GIVEN INFORMATION:
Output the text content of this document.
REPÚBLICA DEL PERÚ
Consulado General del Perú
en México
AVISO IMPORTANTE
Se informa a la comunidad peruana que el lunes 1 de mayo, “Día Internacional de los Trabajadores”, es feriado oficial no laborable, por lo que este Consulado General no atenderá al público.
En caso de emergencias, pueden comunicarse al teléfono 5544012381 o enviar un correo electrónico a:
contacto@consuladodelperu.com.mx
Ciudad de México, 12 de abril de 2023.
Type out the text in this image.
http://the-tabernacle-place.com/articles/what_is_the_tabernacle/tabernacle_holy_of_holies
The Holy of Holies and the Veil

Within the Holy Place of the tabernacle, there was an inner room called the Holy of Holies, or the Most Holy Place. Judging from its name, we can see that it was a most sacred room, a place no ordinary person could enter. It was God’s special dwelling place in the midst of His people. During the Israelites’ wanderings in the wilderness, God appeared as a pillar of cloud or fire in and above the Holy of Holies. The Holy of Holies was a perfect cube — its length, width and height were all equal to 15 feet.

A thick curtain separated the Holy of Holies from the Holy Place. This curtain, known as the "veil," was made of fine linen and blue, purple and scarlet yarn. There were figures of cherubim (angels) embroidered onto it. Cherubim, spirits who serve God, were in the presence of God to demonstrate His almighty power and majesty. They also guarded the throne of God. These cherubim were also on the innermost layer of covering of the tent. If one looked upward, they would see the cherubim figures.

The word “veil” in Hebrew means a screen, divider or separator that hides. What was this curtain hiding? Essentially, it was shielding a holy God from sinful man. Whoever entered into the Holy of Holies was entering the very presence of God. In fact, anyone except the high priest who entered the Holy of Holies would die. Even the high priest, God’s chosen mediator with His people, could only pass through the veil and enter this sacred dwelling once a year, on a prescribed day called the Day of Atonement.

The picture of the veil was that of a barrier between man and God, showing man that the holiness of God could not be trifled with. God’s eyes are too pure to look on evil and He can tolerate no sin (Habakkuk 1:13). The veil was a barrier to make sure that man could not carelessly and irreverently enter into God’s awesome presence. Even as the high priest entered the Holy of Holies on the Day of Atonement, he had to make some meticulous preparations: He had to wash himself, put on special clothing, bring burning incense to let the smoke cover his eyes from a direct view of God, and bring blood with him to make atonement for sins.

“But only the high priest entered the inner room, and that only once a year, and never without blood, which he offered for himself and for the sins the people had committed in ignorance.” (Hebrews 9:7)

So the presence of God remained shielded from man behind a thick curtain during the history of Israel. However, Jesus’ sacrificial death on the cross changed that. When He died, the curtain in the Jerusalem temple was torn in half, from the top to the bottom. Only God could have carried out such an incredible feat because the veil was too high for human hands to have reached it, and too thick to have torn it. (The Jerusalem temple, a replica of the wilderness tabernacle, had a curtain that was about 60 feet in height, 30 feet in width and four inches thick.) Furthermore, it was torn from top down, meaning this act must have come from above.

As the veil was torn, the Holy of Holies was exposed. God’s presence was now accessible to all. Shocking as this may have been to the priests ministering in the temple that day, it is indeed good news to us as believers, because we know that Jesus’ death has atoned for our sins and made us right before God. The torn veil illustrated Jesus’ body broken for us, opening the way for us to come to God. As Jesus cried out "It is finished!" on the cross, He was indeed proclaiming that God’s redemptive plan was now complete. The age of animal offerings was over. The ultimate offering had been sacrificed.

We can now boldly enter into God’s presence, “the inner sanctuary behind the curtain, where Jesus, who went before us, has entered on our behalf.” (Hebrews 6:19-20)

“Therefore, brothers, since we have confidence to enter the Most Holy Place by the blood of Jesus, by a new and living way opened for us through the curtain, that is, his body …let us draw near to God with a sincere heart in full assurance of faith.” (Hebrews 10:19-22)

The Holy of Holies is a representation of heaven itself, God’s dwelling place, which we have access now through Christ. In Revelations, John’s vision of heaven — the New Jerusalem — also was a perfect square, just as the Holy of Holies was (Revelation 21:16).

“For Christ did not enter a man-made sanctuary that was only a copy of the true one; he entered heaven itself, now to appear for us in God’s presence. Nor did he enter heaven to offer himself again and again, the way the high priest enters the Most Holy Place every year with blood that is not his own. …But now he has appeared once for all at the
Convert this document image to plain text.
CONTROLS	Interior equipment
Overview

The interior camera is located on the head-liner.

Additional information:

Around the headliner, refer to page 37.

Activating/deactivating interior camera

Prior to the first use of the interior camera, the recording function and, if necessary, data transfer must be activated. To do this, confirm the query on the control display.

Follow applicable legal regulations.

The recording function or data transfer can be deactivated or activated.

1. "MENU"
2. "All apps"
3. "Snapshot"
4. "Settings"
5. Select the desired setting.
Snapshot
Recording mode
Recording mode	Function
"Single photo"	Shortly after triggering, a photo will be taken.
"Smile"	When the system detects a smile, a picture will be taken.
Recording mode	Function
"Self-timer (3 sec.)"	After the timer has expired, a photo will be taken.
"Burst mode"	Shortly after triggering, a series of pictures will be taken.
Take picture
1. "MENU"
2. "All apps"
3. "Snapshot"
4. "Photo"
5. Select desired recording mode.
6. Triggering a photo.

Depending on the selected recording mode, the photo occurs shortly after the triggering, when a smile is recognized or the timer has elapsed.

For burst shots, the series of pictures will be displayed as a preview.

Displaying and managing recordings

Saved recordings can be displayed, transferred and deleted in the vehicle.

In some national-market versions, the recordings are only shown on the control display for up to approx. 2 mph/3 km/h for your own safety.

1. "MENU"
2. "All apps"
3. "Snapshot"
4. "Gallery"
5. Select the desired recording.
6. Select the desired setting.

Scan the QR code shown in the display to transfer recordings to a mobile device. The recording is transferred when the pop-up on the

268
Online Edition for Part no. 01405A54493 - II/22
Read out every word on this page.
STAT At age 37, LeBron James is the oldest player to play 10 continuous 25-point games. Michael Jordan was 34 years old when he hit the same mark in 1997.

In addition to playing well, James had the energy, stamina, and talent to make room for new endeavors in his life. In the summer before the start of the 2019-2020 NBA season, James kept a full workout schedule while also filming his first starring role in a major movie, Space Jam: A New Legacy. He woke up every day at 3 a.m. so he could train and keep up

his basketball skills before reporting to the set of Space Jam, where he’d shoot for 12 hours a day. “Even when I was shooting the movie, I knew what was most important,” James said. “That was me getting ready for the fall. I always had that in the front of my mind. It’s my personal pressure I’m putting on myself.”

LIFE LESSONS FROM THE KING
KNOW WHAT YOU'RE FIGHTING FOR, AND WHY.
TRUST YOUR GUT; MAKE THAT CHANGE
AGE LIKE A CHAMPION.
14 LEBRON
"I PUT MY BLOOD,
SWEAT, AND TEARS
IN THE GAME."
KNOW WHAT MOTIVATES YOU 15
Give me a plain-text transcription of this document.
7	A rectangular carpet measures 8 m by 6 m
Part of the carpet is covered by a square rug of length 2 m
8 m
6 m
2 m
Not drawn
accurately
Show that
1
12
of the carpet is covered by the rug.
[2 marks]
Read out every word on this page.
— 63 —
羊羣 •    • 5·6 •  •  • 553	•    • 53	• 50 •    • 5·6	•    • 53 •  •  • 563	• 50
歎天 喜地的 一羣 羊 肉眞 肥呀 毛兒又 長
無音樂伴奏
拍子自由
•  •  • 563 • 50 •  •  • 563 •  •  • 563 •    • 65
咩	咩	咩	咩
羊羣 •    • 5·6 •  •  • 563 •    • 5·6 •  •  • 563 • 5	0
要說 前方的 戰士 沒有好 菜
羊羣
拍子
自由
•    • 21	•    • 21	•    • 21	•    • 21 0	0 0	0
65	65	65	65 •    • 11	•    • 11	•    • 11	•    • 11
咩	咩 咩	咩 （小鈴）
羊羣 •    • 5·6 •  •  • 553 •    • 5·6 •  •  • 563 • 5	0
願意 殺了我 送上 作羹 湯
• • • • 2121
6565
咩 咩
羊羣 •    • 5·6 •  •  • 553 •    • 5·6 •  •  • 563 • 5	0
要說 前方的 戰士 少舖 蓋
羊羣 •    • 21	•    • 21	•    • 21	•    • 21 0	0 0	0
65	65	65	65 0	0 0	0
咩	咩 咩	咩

TASK INSTRUCTIONS: Identify every line where the string "will" appears.

COMPLETED EXERCISE:
"Single photo"	Shortly after triggering, a photo will be taken.
"Smile"	When the system detects a smile, a picture will be taken.
"Self-timer (3 sec.)"	After the timer has expired, a photo will be taken.
"Burst mode"	Shortly after triggering, a series of pictures will be taken.
For burst shots, the series of pictures will be displayed as a preview.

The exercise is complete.